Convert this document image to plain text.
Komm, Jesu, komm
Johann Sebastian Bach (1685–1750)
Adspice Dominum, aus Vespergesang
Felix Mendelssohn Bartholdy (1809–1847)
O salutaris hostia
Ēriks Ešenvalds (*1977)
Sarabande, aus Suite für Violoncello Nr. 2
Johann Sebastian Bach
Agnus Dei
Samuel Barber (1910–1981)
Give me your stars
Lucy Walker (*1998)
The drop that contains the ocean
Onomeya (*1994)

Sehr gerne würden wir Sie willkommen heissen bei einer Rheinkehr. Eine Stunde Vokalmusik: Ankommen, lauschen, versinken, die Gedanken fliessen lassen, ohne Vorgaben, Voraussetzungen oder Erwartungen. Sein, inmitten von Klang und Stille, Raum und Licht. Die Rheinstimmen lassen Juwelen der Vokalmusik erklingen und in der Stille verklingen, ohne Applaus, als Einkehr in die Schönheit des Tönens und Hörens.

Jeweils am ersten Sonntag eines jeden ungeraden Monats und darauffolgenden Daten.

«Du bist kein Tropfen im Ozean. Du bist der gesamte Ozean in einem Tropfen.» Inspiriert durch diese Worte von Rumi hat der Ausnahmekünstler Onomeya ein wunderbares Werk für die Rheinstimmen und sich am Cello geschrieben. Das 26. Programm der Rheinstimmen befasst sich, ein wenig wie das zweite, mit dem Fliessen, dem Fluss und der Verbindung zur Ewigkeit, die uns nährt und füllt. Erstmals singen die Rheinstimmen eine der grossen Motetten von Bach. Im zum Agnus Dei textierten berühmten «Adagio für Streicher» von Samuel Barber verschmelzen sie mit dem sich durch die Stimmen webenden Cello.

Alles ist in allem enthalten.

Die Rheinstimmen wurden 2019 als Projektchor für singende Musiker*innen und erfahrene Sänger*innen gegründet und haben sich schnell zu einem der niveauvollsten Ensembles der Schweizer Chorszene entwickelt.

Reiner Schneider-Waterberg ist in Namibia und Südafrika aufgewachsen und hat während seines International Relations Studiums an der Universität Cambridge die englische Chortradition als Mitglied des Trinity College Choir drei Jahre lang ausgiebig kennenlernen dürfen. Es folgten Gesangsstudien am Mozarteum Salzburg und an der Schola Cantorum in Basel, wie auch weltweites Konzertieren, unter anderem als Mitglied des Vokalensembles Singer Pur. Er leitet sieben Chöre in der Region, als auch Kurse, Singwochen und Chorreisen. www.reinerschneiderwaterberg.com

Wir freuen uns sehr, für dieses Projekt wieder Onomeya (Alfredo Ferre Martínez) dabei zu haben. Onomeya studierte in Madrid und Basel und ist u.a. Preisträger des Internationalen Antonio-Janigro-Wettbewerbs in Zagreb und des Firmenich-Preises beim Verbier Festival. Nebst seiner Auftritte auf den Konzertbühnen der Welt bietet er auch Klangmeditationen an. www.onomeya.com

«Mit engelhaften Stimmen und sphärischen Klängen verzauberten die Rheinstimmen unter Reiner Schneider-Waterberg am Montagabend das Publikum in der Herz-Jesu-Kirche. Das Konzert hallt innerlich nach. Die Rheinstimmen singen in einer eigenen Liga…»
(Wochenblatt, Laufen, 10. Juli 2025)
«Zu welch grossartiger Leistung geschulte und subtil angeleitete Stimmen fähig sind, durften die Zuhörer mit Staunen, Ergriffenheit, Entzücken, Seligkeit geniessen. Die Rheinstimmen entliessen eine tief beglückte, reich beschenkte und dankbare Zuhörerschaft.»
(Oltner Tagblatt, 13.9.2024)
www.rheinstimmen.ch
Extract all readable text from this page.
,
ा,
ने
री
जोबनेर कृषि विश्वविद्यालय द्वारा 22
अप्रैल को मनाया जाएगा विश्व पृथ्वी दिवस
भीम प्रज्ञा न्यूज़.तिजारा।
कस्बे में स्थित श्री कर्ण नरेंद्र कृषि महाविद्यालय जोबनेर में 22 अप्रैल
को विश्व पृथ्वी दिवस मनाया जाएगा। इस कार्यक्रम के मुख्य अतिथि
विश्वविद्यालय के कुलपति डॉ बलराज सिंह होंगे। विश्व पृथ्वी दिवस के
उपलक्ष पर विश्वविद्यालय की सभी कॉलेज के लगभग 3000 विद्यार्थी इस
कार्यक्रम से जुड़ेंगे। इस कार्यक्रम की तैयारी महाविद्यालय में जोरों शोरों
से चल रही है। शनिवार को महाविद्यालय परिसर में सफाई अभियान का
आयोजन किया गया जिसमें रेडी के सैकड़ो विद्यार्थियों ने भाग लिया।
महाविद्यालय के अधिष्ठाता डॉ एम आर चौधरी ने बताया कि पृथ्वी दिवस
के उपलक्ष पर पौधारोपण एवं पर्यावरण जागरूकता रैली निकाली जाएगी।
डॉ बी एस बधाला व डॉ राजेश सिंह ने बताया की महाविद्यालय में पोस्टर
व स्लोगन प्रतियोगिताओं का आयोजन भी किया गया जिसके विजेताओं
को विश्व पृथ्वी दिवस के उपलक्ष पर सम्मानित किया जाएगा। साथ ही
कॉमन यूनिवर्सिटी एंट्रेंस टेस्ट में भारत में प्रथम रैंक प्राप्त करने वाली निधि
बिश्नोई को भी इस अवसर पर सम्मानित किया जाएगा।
==*==
● **The exercise**
Starting with the line that contains "Extract all readable text from this page.", output every line through the end of the listing above, unchanged.

● **Response for this exercise**
Extract all readable text from this page.
,
ा,
ने
री
जोबनेर कृषि विश्वविद्यालय द्वारा 22
अप्रैल को मनाया जाएगा विश्व पृथ्वी दिवस
भीम प्रज्ञा न्यूज़.तिजारा।
कस्बे में स्थित श्री कर्ण नरेंद्र कृषि महाविद्यालय जोबनेर में 22 अप्रैल
को विश्व पृथ्वी दिवस मनाया जाएगा। इस कार्यक्रम के मुख्य अतिथि
विश्वविद्यालय के कुलपति डॉ बलराज सिंह होंगे। विश्व पृथ्वी दिवस के
उपलक्ष पर विश्वविद्यालय की सभी कॉलेज के लगभग 3000 विद्यार्थी इस
कार्यक्रम से जुड़ेंगे। इस कार्यक्रम की तैयारी महाविद्यालय में जोरों शोरों
से चल रही है। शनिवार को महाविद्यालय परिसर में सफाई अभियान का
आयोजन किया गया जिसमें रेडी के सैकड़ो विद्यार्थियों ने भाग लिया।
महाविद्यालय के अधिष्ठाता डॉ एम आर चौधरी ने बताया कि पृथ्वी दिवस
के उपलक्ष पर पौधारोपण एवं पर्यावरण जागरूकता रैली निकाली जाएगी।
डॉ बी एस बधाला व डॉ राजेश सिंह ने बताया की महाविद्यालय में पोस्टर
व स्लोगन प्रतियोगिताओं का आयोजन भी किया गया जिसके विजेताओं
को विश्व पृथ्वी दिवस के उपलक्ष पर सम्मानित किया जाएगा। साथ ही
कॉमन यूनिवर्सिटी एंट्रेंस टेस्ट में भारत में प्रथम रैंक प्राप्त करने वाली निधि
बिश्नोई को भी इस अवसर पर सम्मानित किया जाएगा।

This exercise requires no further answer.